Aim: Can you copy out the data exactly? Leave the images out.

Entries with figure data:
'''
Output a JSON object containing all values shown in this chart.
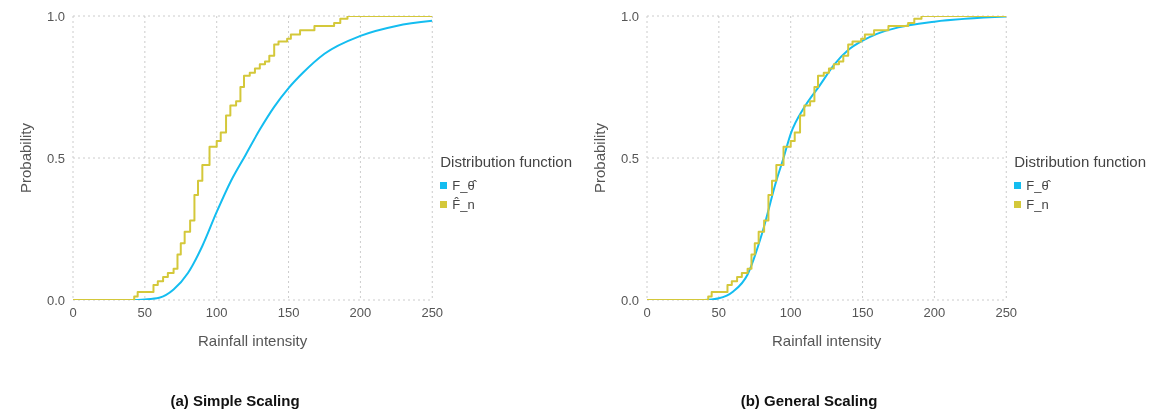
{
  "chart_data": [
    {
      "type": "line",
      "title": "(a) Simple Scaling",
      "xlabel": "Rainfall intensity",
      "ylabel": "Probability",
      "legend_title": "Distribution function",
      "legend": "right",
      "grid": true,
      "xlim": [
        0,
        250
      ],
      "ylim": [
        0,
        1
      ],
      "xticks": [
        0,
        50,
        100,
        150,
        200,
        250
      ],
      "yticks": [
        {
          "value": 0,
          "label": "0.0"
        },
        {
          "value": 0.5,
          "label": "0.5"
        },
        {
          "value": 1,
          "label": "1.0"
        }
      ],
      "series": [
        {
          "name": "F_θ̂",
          "color": "#14bdf0",
          "x": [
            0,
            40,
            50,
            60,
            70,
            80,
            90,
            100,
            110,
            120,
            130,
            140,
            150,
            160,
            175,
            200,
            225,
            250
          ],
          "values": [
            0,
            0,
            0.002,
            0.008,
            0.037,
            0.095,
            0.19,
            0.31,
            0.42,
            0.51,
            0.6,
            0.68,
            0.746,
            0.8,
            0.867,
            0.93,
            0.965,
            0.983
          ]
        },
        {
          "name": "F̂_n",
          "type": "step",
          "color": "#d4c83a",
          "x": [
            0,
            42.6,
            45,
            56,
            59,
            62.7,
            66,
            70,
            72.7,
            75,
            77.7,
            81.5,
            84.5,
            87,
            90,
            95,
            100,
            102.8,
            106.5,
            109.5,
            113.5,
            116.5,
            119,
            123,
            126.6,
            130,
            133.6,
            136.6,
            140,
            143,
            149,
            151.6,
            158,
            168,
            181.7,
            186,
            191,
            250
          ],
          "values": [
            0,
            0.012,
            0.028,
            0.053,
            0.066,
            0.081,
            0.095,
            0.11,
            0.16,
            0.2,
            0.24,
            0.28,
            0.37,
            0.42,
            0.475,
            0.54,
            0.56,
            0.59,
            0.65,
            0.685,
            0.7,
            0.75,
            0.79,
            0.8,
            0.815,
            0.83,
            0.84,
            0.86,
            0.9,
            0.91,
            0.92,
            0.935,
            0.95,
            0.965,
            0.975,
            0.99,
            1,
            1
          ]
        }
      ]
    },
    {
      "type": "line",
      "title": "(b) General Scaling",
      "xlabel": "Rainfall intensity",
      "ylabel": "Probability",
      "legend_title": "Distribution function",
      "legend": "right",
      "grid": true,
      "xlim": [
        0,
        250
      ],
      "ylim": [
        0,
        1
      ],
      "xticks": [
        0,
        50,
        100,
        150,
        200,
        250
      ],
      "yticks": [
        {
          "value": 0,
          "label": "0.0"
        },
        {
          "value": 0.5,
          "label": "0.5"
        },
        {
          "value": 1,
          "label": "1.0"
        }
      ],
      "series": [
        {
          "name": "F_θ̂",
          "color": "#14bdf0",
          "x": [
            0,
            40,
            50,
            60,
            70,
            80,
            90,
            95,
            100,
            110,
            120,
            130,
            140,
            150,
            160,
            175,
            200,
            250
          ],
          "values": [
            0,
            0,
            0.006,
            0.03,
            0.09,
            0.233,
            0.42,
            0.5,
            0.585,
            0.683,
            0.754,
            0.827,
            0.88,
            0.913,
            0.937,
            0.96,
            0.98,
            0.998
          ]
        },
        {
          "name": "F_n",
          "type": "step",
          "color": "#d4c83a",
          "x": [
            0,
            42.6,
            45,
            56,
            59,
            62.7,
            66,
            70,
            72.7,
            75,
            77.7,
            81.5,
            84.5,
            87,
            90,
            95,
            100,
            102.8,
            106.5,
            109.5,
            113.5,
            116.5,
            119,
            123,
            126.6,
            130,
            133.6,
            136.6,
            140,
            143,
            149,
            151.6,
            158,
            168,
            181.7,
            186,
            191,
            250
          ],
          "values": [
            0,
            0.012,
            0.028,
            0.053,
            0.066,
            0.081,
            0.095,
            0.11,
            0.16,
            0.2,
            0.24,
            0.28,
            0.37,
            0.42,
            0.475,
            0.54,
            0.56,
            0.59,
            0.65,
            0.685,
            0.7,
            0.75,
            0.79,
            0.8,
            0.815,
            0.83,
            0.84,
            0.86,
            0.9,
            0.91,
            0.92,
            0.935,
            0.95,
            0.965,
            0.975,
            0.99,
            1,
            1
          ]
        }
      ]
    }
  ]
}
'''
Response to this exercise:
Output a JSON object containing all values shown in this chart.
{
  "chart_data": [
    {
      "type": "line",
      "title": "(a) Simple Scaling",
      "xlabel": "Rainfall intensity",
      "ylabel": "Probability",
      "legend_title": "Distribution function",
      "legend": "right",
      "grid": true,
      "xlim": [
        0,
        250
      ],
      "ylim": [
        0,
        1
      ],
      "xticks": [
        0,
        50,
        100,
        150,
        200,
        250
      ],
      "yticks": [
        {
          "value": 0,
          "label": "0.0"
        },
        {
          "value": 0.5,
          "label": "0.5"
        },
        {
          "value": 1,
          "label": "1.0"
        }
      ],
      "series": [
        {
          "name": "F_θ̂",
          "color": "#14bdf0",
          "x": [
            0,
            40,
            50,
            60,
            70,
            80,
            90,
            100,
            110,
            120,
            130,
            140,
            150,
            160,
            175,
            200,
            225,
            250
          ],
          "values": [
            0,
            0,
            0.002,
            0.008,
            0.037,
            0.095,
            0.19,
            0.31,
            0.42,
            0.51,
            0.6,
            0.68,
            0.746,
            0.8,
            0.867,
            0.93,
            0.965,
            0.983
          ]
        },
        {
          "name": "F̂_n",
          "type": "step",
          "color": "#d4c83a",
          "x": [
            0,
            42.6,
            45,
            56,
            59,
            62.7,
            66,
            70,
            72.7,
            75,
            77.7,
            81.5,
            84.5,
            87,
            90,
            95,
            100,
            102.8,
            106.5,
            109.5,
            113.5,
            116.5,
            119,
            123,
            126.6,
            130,
            133.6,
            136.6,
            140,
            143,
            149,
            151.6,
            158,
            168,
            181.7,
            186,
            191,
            250
          ],
          "values": [
            0,
            0.012,
            0.028,
            0.053,
            0.066,
            0.081,
            0.095,
            0.11,
            0.16,
            0.2,
            0.24,
            0.28,
            0.37,
            0.42,
            0.475,
            0.54,
            0.56,
            0.59,
            0.65,
            0.685,
            0.7,
            0.75,
            0.79,
            0.8,
            0.815,
            0.83,
            0.84,
            0.86,
            0.9,
            0.91,
            0.92,
            0.935,
            0.95,
            0.965,
            0.975,
            0.99,
            1,
            1
          ]
        }
      ]
    },
    {
      "type": "line",
      "title": "(b) General Scaling",
      "xlabel": "Rainfall intensity",
      "ylabel": "Probability",
      "legend_title": "Distribution function",
      "legend": "right",
      "grid": true,
      "xlim": [
        0,
        250
      ],
      "ylim": [
        0,
        1
      ],
      "xticks": [
        0,
        50,
        100,
        150,
        200,
        250
      ],
      "yticks": [
        {
          "value": 0,
          "label": "0.0"
        },
        {
          "value": 0.5,
          "label": "0.5"
        },
        {
          "value": 1,
          "label": "1.0"
        }
      ],
      "series": [
        {
          "name": "F_θ̂",
          "color": "#14bdf0",
          "x": [
            0,
            40,
            50,
            60,
            70,
            80,
            90,
            95,
            100,
            110,
            120,
            130,
            140,
            150,
            160,
            175,
            200,
            250
          ],
          "values": [
            0,
            0,
            0.006,
            0.03,
            0.09,
            0.233,
            0.42,
            0.5,
            0.585,
            0.683,
            0.754,
            0.827,
            0.88,
            0.913,
            0.937,
            0.96,
            0.98,
            0.998
          ]
        },
        {
          "name": "F_n",
          "type": "step",
          "color": "#d4c83a",
          "x": [
            0,
            42.6,
            45,
            56,
            59,
            62.7,
            66,
            70,
            72.7,
            75,
            77.7,
            81.5,
            84.5,
            87,
            90,
            95,
            100,
            102.8,
            106.5,
            109.5,
            113.5,
            116.5,
            119,
            123,
            126.6,
            130,
            133.6,
            136.6,
            140,
            143,
            149,
            151.6,
            158,
            168,
            181.7,
            186,
            191,
            250
          ],
          "values": [
            0,
            0.012,
            0.028,
            0.053,
            0.066,
            0.081,
            0.095,
            0.11,
            0.16,
            0.2,
            0.24,
            0.28,
            0.37,
            0.42,
            0.475,
            0.54,
            0.56,
            0.59,
            0.65,
            0.685,
            0.7,
            0.75,
            0.79,
            0.8,
            0.815,
            0.83,
            0.84,
            0.86,
            0.9,
            0.91,
            0.92,
            0.935,
            0.95,
            0.965,
            0.975,
            0.99,
            1,
            1
          ]
        }
      ]
    }
  ]
}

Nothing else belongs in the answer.